Materials provided —
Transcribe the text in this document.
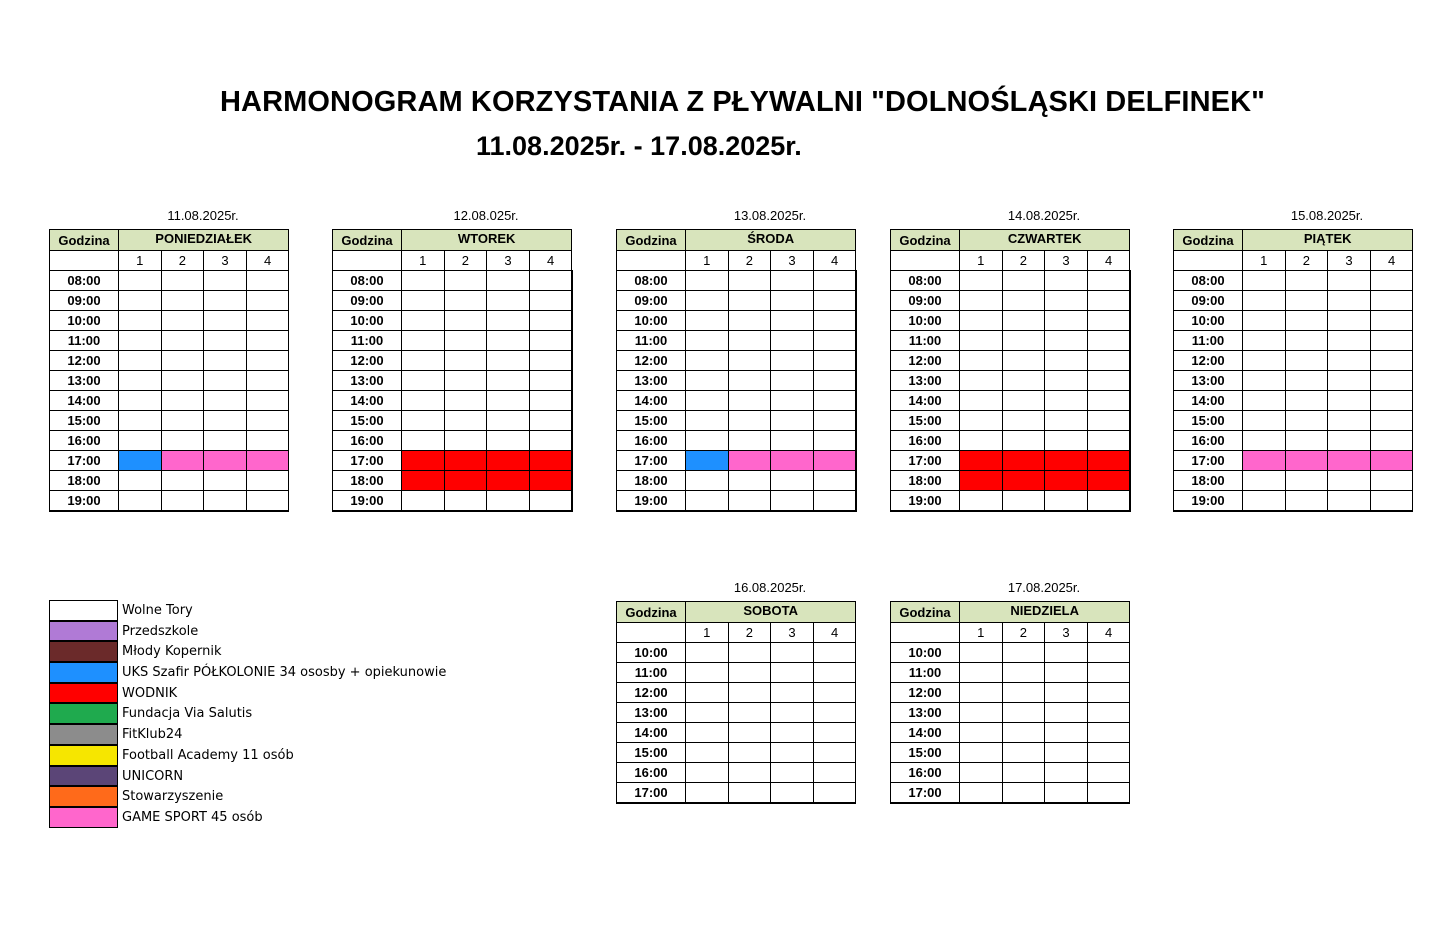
HARMONOGRAM KORZYSTANIA Z PŁYWALNI "DOLNOŚLĄSKI DELFINEK"
11.08.2025r. - 17.08.2025r.
11.08.2025r.
Godzina	PONIEDZIAŁEK			
	1	2	3	4
08:00				
09:00				
10:00				
11:00				
12:00				
13:00				
14:00				
15:00				
16:00				
17:00				
18:00				
19:00				
12.08.025r.
Godzina	WTOREK			
	1	2	3	4
08:00				
09:00				
10:00				
11:00				
12:00				
13:00				
14:00				
15:00				
16:00				
17:00				
18:00				
19:00				
13.08.2025r.
Godzina	ŚRODA			
	1	2	3	4
08:00				
09:00				
10:00				
11:00				
12:00				
13:00				
14:00				
15:00				
16:00				
17:00				
18:00				
19:00				
14.08.2025r.
Godzina	CZWARTEK			
	1	2	3	4
08:00				
09:00				
10:00				
11:00				
12:00				
13:00				
14:00				
15:00				
16:00				
17:00				
18:00				
19:00				
15.08.2025r.
Godzina	PIĄTEK			
	1	2	3	4
08:00				
09:00				
10:00				
11:00				
12:00				
13:00				
14:00				
15:00				
16:00				
17:00				
18:00				
19:00				
16.08.2025r.
Godzina	SOBOTA			
	1	2	3	4
10:00				
11:00				
12:00				
13:00				
14:00				
15:00				
16:00				
17:00				
17.08.2025r.
Godzina	NIEDZIELA			
	1	2	3	4
10:00				
11:00				
12:00				
13:00				
14:00				
15:00				
16:00				
17:00				
Wolne Tory
Przedszkole
Młody Kopernik
UKS Szafir PÓŁKOLONIE 34 ososby + opiekunowie
WODNIK
Fundacja Via Salutis
FitKlub24
Football Academy 11 osób
UNICORN
Stowarzyszenie
GAME SPORT 45 osób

What is expected — Please transcribe the material above exactly as written. Leave the pictures out.

Exercise response —
Transcribe the text in this document.
HARMONOGRAM KORZYSTANIA Z PŁYWALNI "DOLNOŚLĄSKI DELFINEK"
11.08.2025r. - 17.08.2025r.
11.08.2025r.
Godzina	PONIEDZIAŁEK			
	1	2	3	4
08:00				
09:00				
10:00				
11:00				
12:00				
13:00				
14:00				
15:00				
16:00				
17:00				
18:00				
19:00				
12.08.025r.
Godzina	WTOREK			
	1	2	3	4
08:00				
09:00				
10:00				
11:00				
12:00				
13:00				
14:00				
15:00				
16:00				
17:00				
18:00				
19:00				
13.08.2025r.
Godzina	ŚRODA			
	1	2	3	4
08:00				
09:00				
10:00				
11:00				
12:00				
13:00				
14:00				
15:00				
16:00				
17:00				
18:00				
19:00				
14.08.2025r.
Godzina	CZWARTEK			
	1	2	3	4
08:00				
09:00				
10:00				
11:00				
12:00				
13:00				
14:00				
15:00				
16:00				
17:00				
18:00				
19:00				
15.08.2025r.
Godzina	PIĄTEK			
	1	2	3	4
08:00				
09:00				
10:00				
11:00				
12:00				
13:00				
14:00				
15:00				
16:00				
17:00				
18:00				
19:00				
16.08.2025r.
Godzina	SOBOTA			
	1	2	3	4
10:00				
11:00				
12:00				
13:00				
14:00				
15:00				
16:00				
17:00				
17.08.2025r.
Godzina	NIEDZIELA			
	1	2	3	4
10:00				
11:00				
12:00				
13:00				
14:00				
15:00				
16:00				
17:00				
Wolne Tory
Przedszkole
Młody Kopernik
UKS Szafir PÓŁKOLONIE 34 ososby + opiekunowie
WODNIK
Fundacja Via Salutis
FitKlub24
Football Academy 11 osób
UNICORN
Stowarzyszenie
GAME SPORT 45 osób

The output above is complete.